Dataset records
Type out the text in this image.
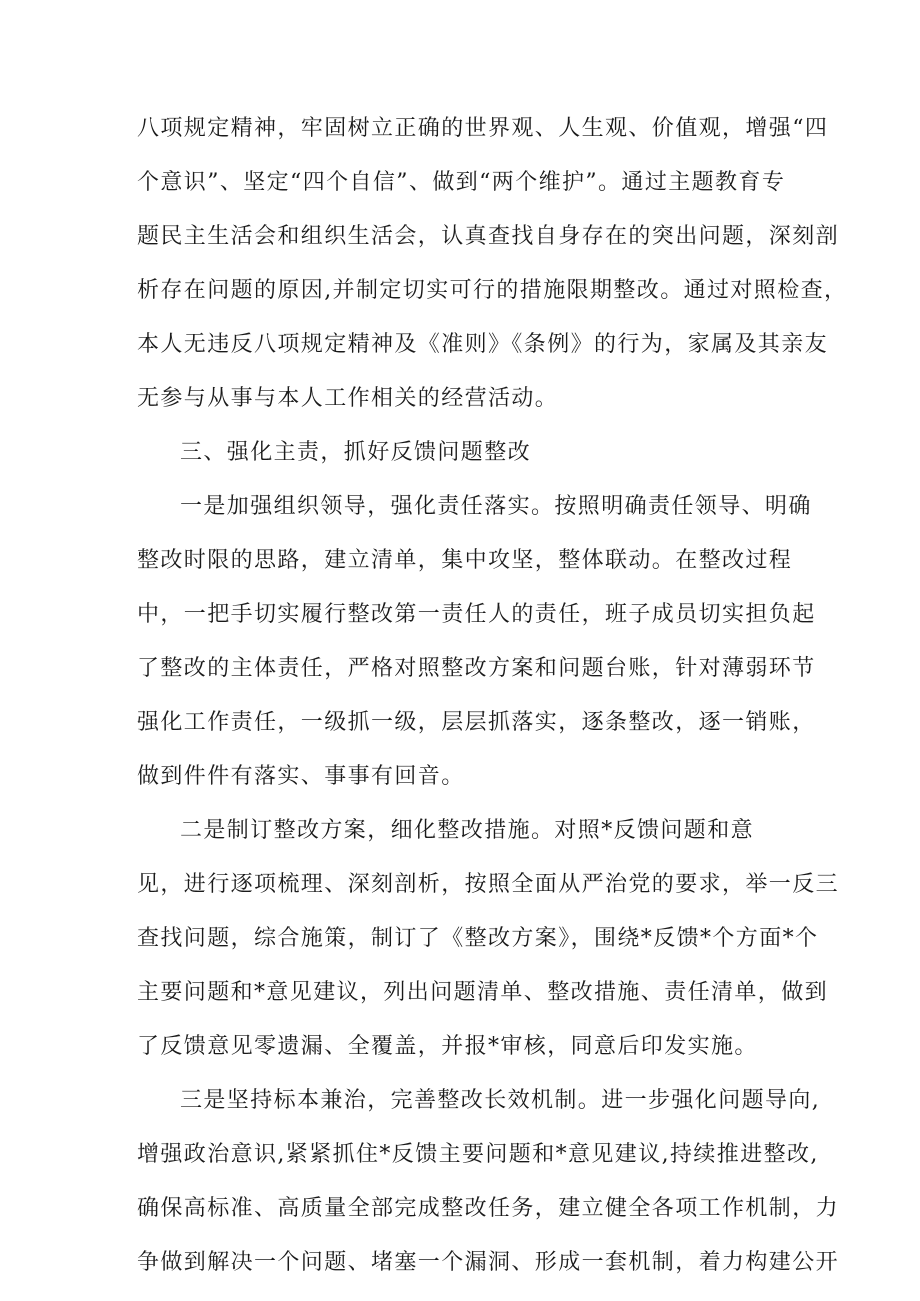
八项规定精神，牢固树立正确的世界观、人生观、价值观，增强“四
个意识”、坚定“四个自信”、做到“两个维护”。通过主题教育专
题民主生活会和组织生活会，认真查找自身存在的突出问题，深刻剖
析存在问题的原因,并制定切实可行的措施限期整改。通过对照检查，
本人无违反八项规定精神及《准则》《条例》的行为，家属及其亲友
无参与从事与本人工作相关的经营活动。
三、强化主责，抓好反馈问题整改
一是加强组织领导，强化责任落实。按照明确责任领导、明确
整改时限的思路，建立清单，集中攻坚，整体联动。在整改过程
中，一把手切实履行整改第一责任人的责任，班子成员切实担负起
了整改的主体责任，严格对照整改方案和问题台账，针对薄弱环节
强化工作责任，一级抓一级，层层抓落实，逐条整改，逐一销账，
做到件件有落实、事事有回音。
二是制订整改方案，细化整改措施。对照*反馈问题和意
见，进行逐项梳理、深刻剖析，按照全面从严治党的要求，举一反三
查找问题，综合施策，制订了《整改方案》，围绕*反馈*个方面*个
主要问题和*意见建议，列出问题清单、整改措施、责任清单，做到
了反馈意见零遗漏、全覆盖，并报*审核，同意后印发实施。
三是坚持标本兼治，完善整改长效机制。进一步强化问题导向,
增强政治意识,紧紧抓住*反馈主要问题和*意见建议,持续推进整改,
确保高标准、高质量全部完成整改任务，建立健全各项工作机制，力
争做到解决一个问题、堵塞一个漏洞、形成一套机制，着力构建公开
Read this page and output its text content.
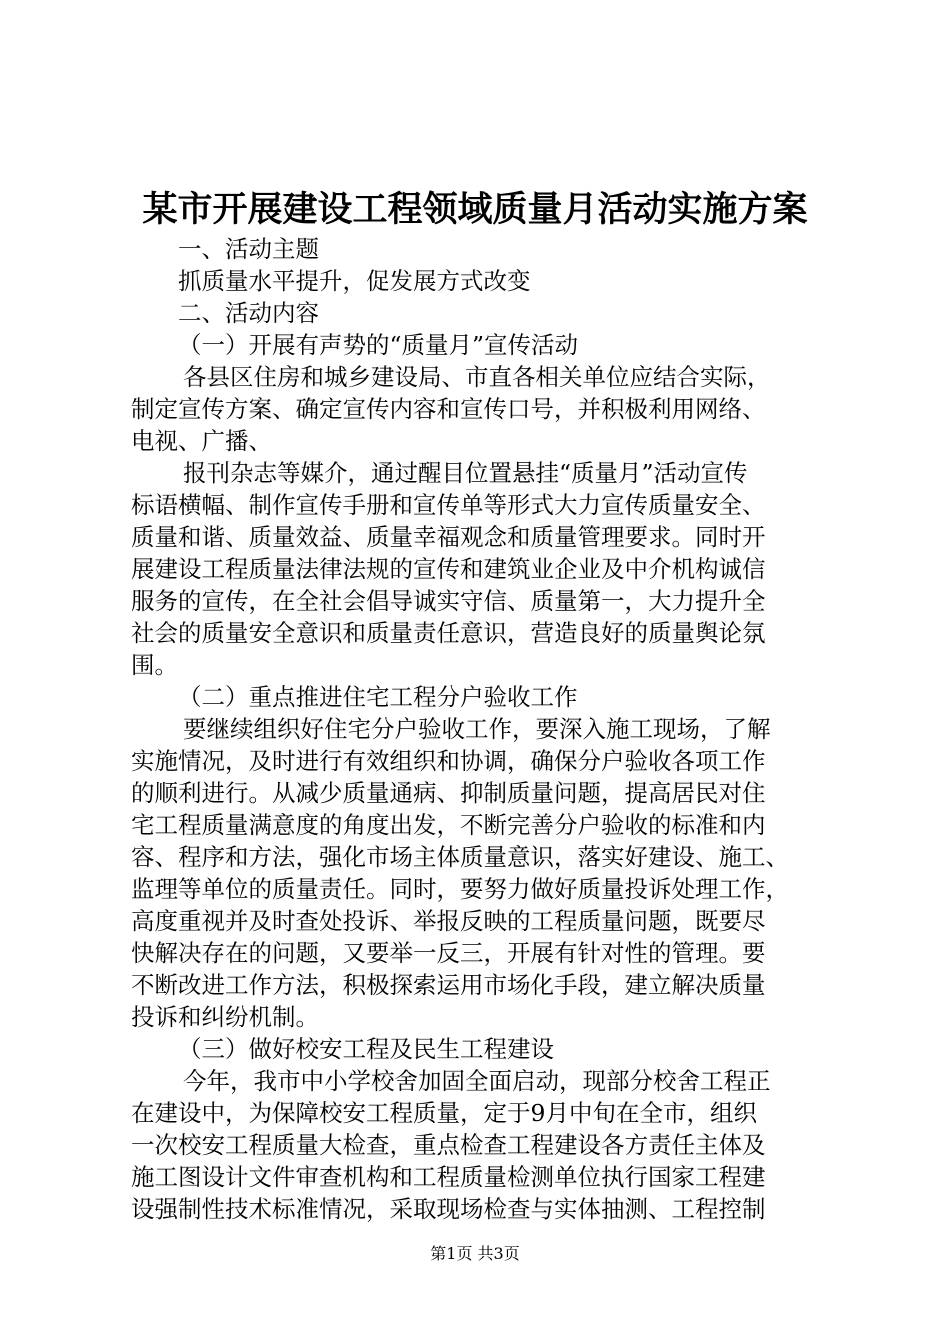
某市开展建设工程领域质量月活动实施方案
一、活动主题
抓质量水平提升，促发展方式改变
二、活动内容
（一）开展有声势的“质量月”宣传活动
各县区住房和城乡建设局、市直各相关单位应结合实际，
制定宣传方案、确定宣传内容和宣传口号，并积极利用网络、
电视、广播、
报刊杂志等媒介，通过醒目位置悬挂“质量月”活动宣传
标语横幅、制作宣传手册和宣传单等形式大力宣传质量安全、
质量和谐、质量效益、质量幸福观念和质量管理要求。同时开
展建设工程质量法律法规的宣传和建筑业企业及中介机构诚信
服务的宣传，在全社会倡导诚实守信、质量第一，大力提升全
社会的质量安全意识和质量责任意识，营造良好的质量舆论氛
围。
（二）重点推进住宅工程分户验收工作
要继续组织好住宅分户验收工作，要深入施工现场，了解
实施情况，及时进行有效组织和协调，确保分户验收各项工作
的顺利进行。从减少质量通病、抑制质量问题，提高居民对住
宅工程质量满意度的角度出发，不断完善分户验收的标准和内
容、程序和方法，强化市场主体质量意识，落实好建设、施工、
监理等单位的质量责任。同时，要努力做好质量投诉处理工作，
高度重视并及时查处投诉、举报反映的工程质量问题，既要尽
快解决存在的问题，又要举一反三，开展有针对性的管理。要
不断改进工作方法，积极探索运用市场化手段，建立解决质量
投诉和纠纷机制。
（三）做好校安工程及民生工程建设
今年，我市中小学校舍加固全面启动，现部分校舍工程正
在建设中，为保障校安工程质量，定于9月中旬在全市，组织
一次校安工程质量大检查，重点检查工程建设各方责任主体及
施工图设计文件审查机构和工程质量检测单位执行国家工程建
设强制性技术标准情况，采取现场检查与实体抽测、工程控制
第1页 共3页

Exercise goal
Repeat every record precisely. Any picture among them stays out of the copy.

Output for this task
Type out the text in this image.
八项规定精神，牢固树立正确的世界观、人生观、价值观，增强“四
个意识”、坚定“四个自信”、做到“两个维护”。通过主题教育专
题民主生活会和组织生活会，认真查找自身存在的突出问题，深刻剖
析存在问题的原因,并制定切实可行的措施限期整改。通过对照检查，
本人无违反八项规定精神及《准则》《条例》的行为，家属及其亲友
无参与从事与本人工作相关的经营活动。
三、强化主责，抓好反馈问题整改
一是加强组织领导，强化责任落实。按照明确责任领导、明确
整改时限的思路，建立清单，集中攻坚，整体联动。在整改过程
中，一把手切实履行整改第一责任人的责任，班子成员切实担负起
了整改的主体责任，严格对照整改方案和问题台账，针对薄弱环节
强化工作责任，一级抓一级，层层抓落实，逐条整改，逐一销账，
做到件件有落实、事事有回音。
二是制订整改方案，细化整改措施。对照*反馈问题和意
见，进行逐项梳理、深刻剖析，按照全面从严治党的要求，举一反三
查找问题，综合施策，制订了《整改方案》，围绕*反馈*个方面*个
主要问题和*意见建议，列出问题清单、整改措施、责任清单，做到
了反馈意见零遗漏、全覆盖，并报*审核，同意后印发实施。
三是坚持标本兼治，完善整改长效机制。进一步强化问题导向,
增强政治意识,紧紧抓住*反馈主要问题和*意见建议,持续推进整改,
确保高标准、高质量全部完成整改任务，建立健全各项工作机制，力
争做到解决一个问题、堵塞一个漏洞、形成一套机制，着力构建公开
Read this page and output its text content.
某市开展建设工程领域质量月活动实施方案
一、活动主题
抓质量水平提升，促发展方式改变
二、活动内容
（一）开展有声势的“质量月”宣传活动
各县区住房和城乡建设局、市直各相关单位应结合实际，
制定宣传方案、确定宣传内容和宣传口号，并积极利用网络、
电视、广播、
报刊杂志等媒介，通过醒目位置悬挂“质量月”活动宣传
标语横幅、制作宣传手册和宣传单等形式大力宣传质量安全、
质量和谐、质量效益、质量幸福观念和质量管理要求。同时开
展建设工程质量法律法规的宣传和建筑业企业及中介机构诚信
服务的宣传，在全社会倡导诚实守信、质量第一，大力提升全
社会的质量安全意识和质量责任意识，营造良好的质量舆论氛
围。
（二）重点推进住宅工程分户验收工作
要继续组织好住宅分户验收工作，要深入施工现场，了解
实施情况，及时进行有效组织和协调，确保分户验收各项工作
的顺利进行。从减少质量通病、抑制质量问题，提高居民对住
宅工程质量满意度的角度出发，不断完善分户验收的标准和内
容、程序和方法，强化市场主体质量意识，落实好建设、施工、
监理等单位的质量责任。同时，要努力做好质量投诉处理工作，
高度重视并及时查处投诉、举报反映的工程质量问题，既要尽
快解决存在的问题，又要举一反三，开展有针对性的管理。要
不断改进工作方法，积极探索运用市场化手段，建立解决质量
投诉和纠纷机制。
（三）做好校安工程及民生工程建设
今年，我市中小学校舍加固全面启动，现部分校舍工程正
在建设中，为保障校安工程质量，定于9月中旬在全市，组织
一次校安工程质量大检查，重点检查工程建设各方责任主体及
施工图设计文件审查机构和工程质量检测单位执行国家工程建
设强制性技术标准情况，采取现场检查与实体抽测、工程控制
第1页 共3页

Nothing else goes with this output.